* [Exercise prompt]
Answer these questions using the column on the Orioles:
1. What three things should any trade make the club, according to the column?
2. Which Orioles executive is in the last year of a three-year contract?
3. Who holds veto power in all major personnel decisions?

* [Reading text]

.....

O's prospects better if they deal for a few

May 27, 1998|By John Eisenberg

The Orioles' decision-makers are contemplating a series of changes, some for this season and some for next season. Apparently, they also have seen enough of the self-satisfied, underachieving team they put together.

What the decision-makers should do in the coming months is clear.

What they will do isn't.

What they should do is stop playing solely for the present. Start looking to the future, too.

No trade should be made unless it makes the club younger, faster and hungrier.

If Roberto Alomar and/or Rafael Palmeiro and/or anyone else is traded, at least one top prospect should be included in the return package. Two top prospects, preferably.

And under no circumstances should any of the Orioles' few top prospects be dealt.

Years of mortgaging the future with a "win now at any cost" mentality has left the club in a precarious position, lacking the new, young blood all top teams invariably need.

The Orioles' new, young blood is wearing other uniforms these days, courtesy of the club's many attempts to "save" various seasons.

Some of those deals made sense at the time, but the sum of their parts is a dangerously limited feeder system.

Enough already.

You can't fault owner Peter Angelos for constantly trying to win and give his customers top-dollar entertainment for the top-dollar prices they're paying at Camden Yards, but, given the course of this season, it's time for a different approach.

Time to get younger, faster and hungrier.

Take a step back, take a few lumps and reload.

Start heeding the future as well as the present.

After the collapse of '98, who can disagree?

And yet, it's anything but certain that the Orioles will take such basic, fundamental advice. There are potential obstacles hindering the development of any clear, longsighted plan for the franchise.

For starters, it's not clear who would or should develop such a plan. General manager Pat Gillick is in the last year of his three-year contract. Assistant general manager Kevin Malone is working without a contract. Angelos has a heavy hand and veto power in all major personnel decisions. Who knows who will be calling the shots next year, or how they'll be called?

You need entrenched decision-makers with clear authority to forge and carry out long-range plans. The Orioles don't have that at this point.

.....

* [Supplied entries]
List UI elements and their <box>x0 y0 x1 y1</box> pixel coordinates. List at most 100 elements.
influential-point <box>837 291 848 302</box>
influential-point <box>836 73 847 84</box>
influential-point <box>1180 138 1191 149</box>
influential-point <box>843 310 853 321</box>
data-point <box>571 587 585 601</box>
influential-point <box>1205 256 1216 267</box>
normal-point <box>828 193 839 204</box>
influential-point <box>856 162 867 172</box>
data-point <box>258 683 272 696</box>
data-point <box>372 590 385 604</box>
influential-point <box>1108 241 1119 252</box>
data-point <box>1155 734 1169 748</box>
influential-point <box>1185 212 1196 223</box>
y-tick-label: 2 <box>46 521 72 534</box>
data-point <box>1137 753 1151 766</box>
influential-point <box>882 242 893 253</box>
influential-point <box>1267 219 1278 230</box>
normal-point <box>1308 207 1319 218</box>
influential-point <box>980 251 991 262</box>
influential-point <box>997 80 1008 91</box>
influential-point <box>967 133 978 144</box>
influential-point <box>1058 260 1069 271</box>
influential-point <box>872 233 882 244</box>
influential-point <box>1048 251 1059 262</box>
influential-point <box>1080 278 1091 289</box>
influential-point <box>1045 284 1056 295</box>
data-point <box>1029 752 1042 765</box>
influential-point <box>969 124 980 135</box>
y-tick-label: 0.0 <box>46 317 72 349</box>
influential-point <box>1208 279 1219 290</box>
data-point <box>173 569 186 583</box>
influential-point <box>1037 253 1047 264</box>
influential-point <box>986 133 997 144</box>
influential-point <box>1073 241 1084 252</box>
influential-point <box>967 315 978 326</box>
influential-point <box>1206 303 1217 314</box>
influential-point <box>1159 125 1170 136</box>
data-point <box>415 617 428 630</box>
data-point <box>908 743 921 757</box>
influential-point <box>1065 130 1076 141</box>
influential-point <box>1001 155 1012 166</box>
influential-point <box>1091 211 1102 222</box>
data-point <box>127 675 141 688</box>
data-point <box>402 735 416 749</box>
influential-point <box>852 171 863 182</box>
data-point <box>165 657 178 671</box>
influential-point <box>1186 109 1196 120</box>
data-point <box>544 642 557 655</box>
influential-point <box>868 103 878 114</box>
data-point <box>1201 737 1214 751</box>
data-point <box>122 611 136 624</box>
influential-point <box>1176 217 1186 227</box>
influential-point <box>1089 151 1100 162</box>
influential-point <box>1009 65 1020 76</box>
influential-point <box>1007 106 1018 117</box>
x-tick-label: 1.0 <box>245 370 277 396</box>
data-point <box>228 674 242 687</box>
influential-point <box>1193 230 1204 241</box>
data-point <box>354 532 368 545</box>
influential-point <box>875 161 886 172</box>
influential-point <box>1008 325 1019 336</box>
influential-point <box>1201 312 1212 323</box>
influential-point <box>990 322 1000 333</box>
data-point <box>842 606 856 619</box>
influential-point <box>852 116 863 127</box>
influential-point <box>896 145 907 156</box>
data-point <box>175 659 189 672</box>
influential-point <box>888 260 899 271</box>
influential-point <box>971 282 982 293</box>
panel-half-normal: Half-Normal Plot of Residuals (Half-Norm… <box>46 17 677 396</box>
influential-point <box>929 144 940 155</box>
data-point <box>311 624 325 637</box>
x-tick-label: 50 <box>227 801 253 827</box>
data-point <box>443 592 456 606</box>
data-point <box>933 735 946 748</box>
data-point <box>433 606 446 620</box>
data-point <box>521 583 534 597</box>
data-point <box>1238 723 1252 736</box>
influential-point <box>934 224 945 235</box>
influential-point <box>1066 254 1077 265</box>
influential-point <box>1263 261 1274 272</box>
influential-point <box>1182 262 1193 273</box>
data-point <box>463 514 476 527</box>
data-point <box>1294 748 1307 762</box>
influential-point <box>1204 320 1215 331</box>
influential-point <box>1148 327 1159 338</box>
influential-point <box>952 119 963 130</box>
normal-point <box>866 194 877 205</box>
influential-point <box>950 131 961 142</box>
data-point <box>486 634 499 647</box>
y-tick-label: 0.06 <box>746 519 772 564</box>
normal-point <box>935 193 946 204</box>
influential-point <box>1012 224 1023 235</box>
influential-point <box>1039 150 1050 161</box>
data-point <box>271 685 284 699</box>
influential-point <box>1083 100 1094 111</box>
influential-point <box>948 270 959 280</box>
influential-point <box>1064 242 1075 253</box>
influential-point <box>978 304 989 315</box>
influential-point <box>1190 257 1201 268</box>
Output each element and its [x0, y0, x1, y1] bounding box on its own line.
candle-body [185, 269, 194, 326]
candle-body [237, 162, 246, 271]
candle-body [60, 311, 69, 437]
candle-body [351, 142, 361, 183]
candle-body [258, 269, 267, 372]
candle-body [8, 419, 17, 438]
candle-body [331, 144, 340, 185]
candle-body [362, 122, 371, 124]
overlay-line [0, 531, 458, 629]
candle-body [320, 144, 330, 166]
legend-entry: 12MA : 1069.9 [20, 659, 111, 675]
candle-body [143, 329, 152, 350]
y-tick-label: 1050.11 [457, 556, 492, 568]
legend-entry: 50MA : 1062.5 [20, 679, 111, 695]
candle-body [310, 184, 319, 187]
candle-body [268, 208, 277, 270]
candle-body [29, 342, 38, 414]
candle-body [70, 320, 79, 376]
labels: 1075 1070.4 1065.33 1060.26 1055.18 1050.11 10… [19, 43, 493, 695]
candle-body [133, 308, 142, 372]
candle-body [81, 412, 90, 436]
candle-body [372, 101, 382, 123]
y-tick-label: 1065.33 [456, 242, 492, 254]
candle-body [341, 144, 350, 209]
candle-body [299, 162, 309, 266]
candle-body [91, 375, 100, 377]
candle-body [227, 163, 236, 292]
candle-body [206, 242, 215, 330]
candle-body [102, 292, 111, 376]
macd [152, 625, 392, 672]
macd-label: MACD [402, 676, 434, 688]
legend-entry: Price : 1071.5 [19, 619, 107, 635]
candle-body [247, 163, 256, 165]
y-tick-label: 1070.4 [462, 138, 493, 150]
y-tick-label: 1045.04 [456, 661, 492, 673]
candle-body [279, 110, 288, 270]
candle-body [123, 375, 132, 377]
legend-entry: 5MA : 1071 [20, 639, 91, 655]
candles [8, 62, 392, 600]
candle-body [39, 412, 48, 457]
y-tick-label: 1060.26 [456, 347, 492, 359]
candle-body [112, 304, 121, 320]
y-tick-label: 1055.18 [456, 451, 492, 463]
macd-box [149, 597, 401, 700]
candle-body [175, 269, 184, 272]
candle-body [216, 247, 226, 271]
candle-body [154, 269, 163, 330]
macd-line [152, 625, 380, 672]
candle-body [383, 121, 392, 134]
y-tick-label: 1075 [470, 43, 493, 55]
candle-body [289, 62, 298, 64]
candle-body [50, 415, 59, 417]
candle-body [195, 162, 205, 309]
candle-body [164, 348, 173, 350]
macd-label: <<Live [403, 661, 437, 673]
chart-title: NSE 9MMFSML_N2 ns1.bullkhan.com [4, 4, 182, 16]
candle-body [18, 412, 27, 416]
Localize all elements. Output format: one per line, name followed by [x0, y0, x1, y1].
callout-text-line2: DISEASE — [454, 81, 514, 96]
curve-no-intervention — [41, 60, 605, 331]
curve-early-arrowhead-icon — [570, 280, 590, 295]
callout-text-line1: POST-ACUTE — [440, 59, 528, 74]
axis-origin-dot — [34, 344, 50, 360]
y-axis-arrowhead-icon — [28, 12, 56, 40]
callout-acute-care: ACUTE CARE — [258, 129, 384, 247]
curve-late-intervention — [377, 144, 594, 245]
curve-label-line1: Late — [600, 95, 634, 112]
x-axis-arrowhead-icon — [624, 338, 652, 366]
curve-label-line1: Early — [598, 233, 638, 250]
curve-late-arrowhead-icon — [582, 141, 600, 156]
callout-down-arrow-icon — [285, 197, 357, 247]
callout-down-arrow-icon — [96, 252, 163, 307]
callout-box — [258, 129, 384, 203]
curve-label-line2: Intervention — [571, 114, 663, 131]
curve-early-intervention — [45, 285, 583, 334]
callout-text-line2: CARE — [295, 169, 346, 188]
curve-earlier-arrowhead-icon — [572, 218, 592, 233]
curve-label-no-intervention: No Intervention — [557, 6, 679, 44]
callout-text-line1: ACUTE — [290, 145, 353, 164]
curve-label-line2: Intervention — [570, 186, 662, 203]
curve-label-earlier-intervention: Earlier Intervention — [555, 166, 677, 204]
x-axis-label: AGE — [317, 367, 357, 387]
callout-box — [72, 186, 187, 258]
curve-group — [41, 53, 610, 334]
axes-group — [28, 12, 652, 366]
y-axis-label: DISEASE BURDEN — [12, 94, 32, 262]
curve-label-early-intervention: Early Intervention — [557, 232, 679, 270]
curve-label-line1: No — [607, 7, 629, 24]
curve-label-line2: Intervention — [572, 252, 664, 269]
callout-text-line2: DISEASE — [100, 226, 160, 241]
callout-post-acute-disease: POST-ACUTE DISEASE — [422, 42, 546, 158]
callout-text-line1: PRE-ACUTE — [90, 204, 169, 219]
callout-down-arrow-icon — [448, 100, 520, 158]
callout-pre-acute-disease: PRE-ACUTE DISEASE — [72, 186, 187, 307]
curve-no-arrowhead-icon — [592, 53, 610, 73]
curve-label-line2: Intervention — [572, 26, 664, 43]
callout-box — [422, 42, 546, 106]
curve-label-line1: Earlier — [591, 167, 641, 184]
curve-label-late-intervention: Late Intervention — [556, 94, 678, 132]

.....

* [Output]
1. Younger, faster and hungrier.
2. General manager Pat Gillick.
3. Owner Peter Angelos.